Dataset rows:
•••
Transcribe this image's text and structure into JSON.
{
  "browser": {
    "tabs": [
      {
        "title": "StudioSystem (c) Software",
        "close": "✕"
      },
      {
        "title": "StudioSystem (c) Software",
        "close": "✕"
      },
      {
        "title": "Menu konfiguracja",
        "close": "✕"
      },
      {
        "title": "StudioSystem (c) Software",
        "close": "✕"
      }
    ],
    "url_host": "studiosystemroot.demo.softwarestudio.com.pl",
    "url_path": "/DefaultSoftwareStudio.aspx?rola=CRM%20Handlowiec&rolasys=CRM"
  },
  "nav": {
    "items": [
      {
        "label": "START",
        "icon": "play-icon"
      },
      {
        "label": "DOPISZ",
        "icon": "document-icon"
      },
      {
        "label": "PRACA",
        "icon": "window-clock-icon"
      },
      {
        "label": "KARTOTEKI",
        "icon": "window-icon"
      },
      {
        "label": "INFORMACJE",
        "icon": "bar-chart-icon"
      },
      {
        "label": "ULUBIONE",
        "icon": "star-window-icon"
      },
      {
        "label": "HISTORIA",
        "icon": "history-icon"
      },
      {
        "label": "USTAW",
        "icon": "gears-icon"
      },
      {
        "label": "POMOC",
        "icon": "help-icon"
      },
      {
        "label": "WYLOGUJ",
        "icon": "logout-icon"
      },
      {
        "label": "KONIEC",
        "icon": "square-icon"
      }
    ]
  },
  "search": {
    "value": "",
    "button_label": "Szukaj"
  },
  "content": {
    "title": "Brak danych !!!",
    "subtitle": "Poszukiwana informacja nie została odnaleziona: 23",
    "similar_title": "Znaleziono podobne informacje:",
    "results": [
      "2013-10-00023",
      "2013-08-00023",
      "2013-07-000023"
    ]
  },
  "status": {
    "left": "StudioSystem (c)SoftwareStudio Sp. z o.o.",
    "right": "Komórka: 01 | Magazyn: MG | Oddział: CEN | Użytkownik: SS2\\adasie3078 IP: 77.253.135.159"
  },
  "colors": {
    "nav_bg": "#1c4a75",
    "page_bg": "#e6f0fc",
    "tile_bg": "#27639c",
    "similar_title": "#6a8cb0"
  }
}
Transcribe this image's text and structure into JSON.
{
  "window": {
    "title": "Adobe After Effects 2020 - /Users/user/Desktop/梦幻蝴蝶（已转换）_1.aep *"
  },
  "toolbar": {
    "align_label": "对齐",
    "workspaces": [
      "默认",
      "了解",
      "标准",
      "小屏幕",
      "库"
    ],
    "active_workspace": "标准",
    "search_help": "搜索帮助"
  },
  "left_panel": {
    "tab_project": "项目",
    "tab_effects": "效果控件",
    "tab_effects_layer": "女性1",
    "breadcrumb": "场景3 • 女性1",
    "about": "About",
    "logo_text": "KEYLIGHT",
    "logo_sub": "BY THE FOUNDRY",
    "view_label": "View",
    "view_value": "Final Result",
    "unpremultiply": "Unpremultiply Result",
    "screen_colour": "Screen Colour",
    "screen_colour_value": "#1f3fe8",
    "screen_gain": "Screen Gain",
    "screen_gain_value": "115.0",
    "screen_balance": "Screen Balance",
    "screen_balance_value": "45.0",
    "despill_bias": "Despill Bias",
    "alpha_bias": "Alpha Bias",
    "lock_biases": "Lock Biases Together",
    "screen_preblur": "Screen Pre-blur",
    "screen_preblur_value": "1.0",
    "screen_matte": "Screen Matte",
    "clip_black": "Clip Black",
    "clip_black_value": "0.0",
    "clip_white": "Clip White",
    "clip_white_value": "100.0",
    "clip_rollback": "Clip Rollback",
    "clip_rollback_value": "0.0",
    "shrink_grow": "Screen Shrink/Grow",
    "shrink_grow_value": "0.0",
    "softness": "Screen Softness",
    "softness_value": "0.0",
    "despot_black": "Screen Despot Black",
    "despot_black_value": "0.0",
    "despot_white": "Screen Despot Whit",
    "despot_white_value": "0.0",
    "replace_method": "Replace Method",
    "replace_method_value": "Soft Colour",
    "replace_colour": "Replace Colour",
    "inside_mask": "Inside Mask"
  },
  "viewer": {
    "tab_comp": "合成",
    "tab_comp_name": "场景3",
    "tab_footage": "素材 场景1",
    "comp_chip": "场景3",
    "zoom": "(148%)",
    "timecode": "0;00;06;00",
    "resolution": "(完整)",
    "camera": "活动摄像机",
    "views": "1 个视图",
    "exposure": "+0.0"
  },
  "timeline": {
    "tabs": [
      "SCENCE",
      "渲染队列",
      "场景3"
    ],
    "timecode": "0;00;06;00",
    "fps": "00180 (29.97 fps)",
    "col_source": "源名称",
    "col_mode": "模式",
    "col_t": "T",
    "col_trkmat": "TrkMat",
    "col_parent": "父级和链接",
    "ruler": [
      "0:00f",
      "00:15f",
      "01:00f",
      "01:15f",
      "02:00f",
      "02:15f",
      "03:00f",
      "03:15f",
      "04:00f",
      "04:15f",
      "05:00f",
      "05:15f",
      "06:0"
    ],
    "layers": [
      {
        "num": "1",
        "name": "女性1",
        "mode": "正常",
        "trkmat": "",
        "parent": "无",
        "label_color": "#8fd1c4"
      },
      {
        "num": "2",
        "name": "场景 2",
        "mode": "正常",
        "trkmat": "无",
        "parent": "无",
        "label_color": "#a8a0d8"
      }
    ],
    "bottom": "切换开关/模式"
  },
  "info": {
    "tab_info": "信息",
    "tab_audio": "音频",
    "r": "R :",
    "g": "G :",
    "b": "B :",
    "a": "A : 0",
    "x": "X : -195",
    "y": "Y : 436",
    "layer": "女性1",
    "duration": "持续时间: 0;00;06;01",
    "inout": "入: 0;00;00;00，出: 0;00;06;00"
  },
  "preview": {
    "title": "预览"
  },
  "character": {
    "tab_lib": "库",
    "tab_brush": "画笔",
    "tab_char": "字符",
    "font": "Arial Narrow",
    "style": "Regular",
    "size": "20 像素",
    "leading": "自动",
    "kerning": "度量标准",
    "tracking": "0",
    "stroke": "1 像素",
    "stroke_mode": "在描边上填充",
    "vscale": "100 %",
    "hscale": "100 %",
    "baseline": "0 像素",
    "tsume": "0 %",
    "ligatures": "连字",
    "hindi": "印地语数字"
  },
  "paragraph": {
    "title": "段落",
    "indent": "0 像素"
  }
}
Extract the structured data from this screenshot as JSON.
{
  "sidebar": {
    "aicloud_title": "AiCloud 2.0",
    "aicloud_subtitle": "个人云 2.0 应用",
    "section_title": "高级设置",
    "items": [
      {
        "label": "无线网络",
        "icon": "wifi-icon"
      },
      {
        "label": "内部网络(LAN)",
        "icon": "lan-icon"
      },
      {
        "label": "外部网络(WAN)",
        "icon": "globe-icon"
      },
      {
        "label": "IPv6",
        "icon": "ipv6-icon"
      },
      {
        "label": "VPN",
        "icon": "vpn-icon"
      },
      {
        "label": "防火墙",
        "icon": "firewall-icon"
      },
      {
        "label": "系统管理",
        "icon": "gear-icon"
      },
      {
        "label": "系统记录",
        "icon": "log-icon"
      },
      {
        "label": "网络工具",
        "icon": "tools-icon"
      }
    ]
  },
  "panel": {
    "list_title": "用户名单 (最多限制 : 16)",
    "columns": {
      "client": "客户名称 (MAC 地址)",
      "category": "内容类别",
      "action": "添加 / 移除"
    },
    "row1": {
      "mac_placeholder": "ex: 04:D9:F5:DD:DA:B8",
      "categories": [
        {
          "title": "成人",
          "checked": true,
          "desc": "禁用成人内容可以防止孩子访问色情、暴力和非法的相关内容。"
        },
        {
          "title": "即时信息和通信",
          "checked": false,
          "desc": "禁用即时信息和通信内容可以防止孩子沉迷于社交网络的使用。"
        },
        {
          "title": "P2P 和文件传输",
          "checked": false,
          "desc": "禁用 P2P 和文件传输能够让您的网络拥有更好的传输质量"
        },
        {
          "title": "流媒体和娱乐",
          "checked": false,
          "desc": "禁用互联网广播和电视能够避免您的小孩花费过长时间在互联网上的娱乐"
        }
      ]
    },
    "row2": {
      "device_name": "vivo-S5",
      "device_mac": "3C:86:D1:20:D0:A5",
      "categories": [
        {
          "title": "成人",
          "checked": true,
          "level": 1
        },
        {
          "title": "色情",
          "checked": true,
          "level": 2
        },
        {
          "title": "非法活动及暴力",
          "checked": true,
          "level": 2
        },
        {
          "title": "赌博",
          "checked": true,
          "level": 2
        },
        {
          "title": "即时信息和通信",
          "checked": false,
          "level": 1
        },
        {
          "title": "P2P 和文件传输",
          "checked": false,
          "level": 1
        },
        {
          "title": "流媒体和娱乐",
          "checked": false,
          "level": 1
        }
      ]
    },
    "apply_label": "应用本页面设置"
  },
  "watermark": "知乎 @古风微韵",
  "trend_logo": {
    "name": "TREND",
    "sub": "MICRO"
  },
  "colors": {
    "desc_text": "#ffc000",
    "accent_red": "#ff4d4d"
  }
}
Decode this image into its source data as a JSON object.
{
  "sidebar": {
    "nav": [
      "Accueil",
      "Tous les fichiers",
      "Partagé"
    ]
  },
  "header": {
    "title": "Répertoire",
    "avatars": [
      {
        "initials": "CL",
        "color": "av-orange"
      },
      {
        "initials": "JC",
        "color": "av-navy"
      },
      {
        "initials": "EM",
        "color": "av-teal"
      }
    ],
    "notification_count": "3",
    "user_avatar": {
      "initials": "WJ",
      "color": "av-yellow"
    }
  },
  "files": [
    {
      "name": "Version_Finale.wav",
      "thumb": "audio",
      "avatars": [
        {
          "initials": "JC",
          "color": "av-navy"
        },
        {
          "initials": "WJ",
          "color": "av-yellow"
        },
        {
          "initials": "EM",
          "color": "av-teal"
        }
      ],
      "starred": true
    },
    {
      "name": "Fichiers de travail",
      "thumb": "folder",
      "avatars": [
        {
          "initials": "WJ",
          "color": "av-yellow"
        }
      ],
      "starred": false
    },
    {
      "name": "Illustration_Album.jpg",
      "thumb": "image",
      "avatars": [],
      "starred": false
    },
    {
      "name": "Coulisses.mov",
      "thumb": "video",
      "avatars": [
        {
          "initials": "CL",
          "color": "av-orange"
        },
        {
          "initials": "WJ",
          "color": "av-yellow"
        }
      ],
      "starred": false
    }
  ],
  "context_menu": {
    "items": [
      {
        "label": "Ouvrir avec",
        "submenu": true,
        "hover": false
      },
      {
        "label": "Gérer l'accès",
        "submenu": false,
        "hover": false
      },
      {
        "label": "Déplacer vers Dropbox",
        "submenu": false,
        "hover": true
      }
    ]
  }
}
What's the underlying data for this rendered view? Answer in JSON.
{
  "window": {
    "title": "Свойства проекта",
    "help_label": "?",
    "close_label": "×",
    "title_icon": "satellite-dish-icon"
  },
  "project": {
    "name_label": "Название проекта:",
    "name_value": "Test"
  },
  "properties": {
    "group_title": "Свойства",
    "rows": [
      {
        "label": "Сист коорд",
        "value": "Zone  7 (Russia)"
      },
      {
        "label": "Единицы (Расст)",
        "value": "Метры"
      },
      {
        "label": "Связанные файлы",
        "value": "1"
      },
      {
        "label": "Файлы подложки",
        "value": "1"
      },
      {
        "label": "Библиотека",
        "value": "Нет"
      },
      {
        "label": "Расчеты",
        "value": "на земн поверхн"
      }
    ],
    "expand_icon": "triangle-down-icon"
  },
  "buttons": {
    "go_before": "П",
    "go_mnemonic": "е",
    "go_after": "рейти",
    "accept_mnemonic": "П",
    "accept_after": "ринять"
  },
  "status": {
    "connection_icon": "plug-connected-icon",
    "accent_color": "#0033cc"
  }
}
•••
■ **Written request**
Take the line holding "What's the underlying" and all lines after it through the end of the data, and set them down exactly.

■ **Final result**
What's the underlying data for this rendered view? Answer in JSON.
{
  "window": {
    "title": "Свойства проекта",
    "help_label": "?",
    "close_label": "×",
    "title_icon": "satellite-dish-icon"
  },
  "project": {
    "name_label": "Название проекта:",
    "name_value": "Test"
  },
  "properties": {
    "group_title": "Свойства",
    "rows": [
      {
        "label": "Сист коорд",
        "value": "Zone  7 (Russia)"
      },
      {
        "label": "Единицы (Расст)",
        "value": "Метры"
      },
      {
        "label": "Связанные файлы",
        "value": "1"
      },
      {
        "label": "Файлы подложки",
        "value": "1"
      },
      {
        "label": "Библиотека",
        "value": "Нет"
      },
      {
        "label": "Расчеты",
        "value": "на земн поверхн"
      }
    ],
    "expand_icon": "triangle-down-icon"
  },
  "buttons": {
    "go_before": "П",
    "go_mnemonic": "е",
    "go_after": "рейти",
    "accept_mnemonic": "П",
    "accept_after": "ринять"
  },
  "status": {
    "connection_icon": "plug-connected-icon",
    "accent_color": "#0033cc"
  }
}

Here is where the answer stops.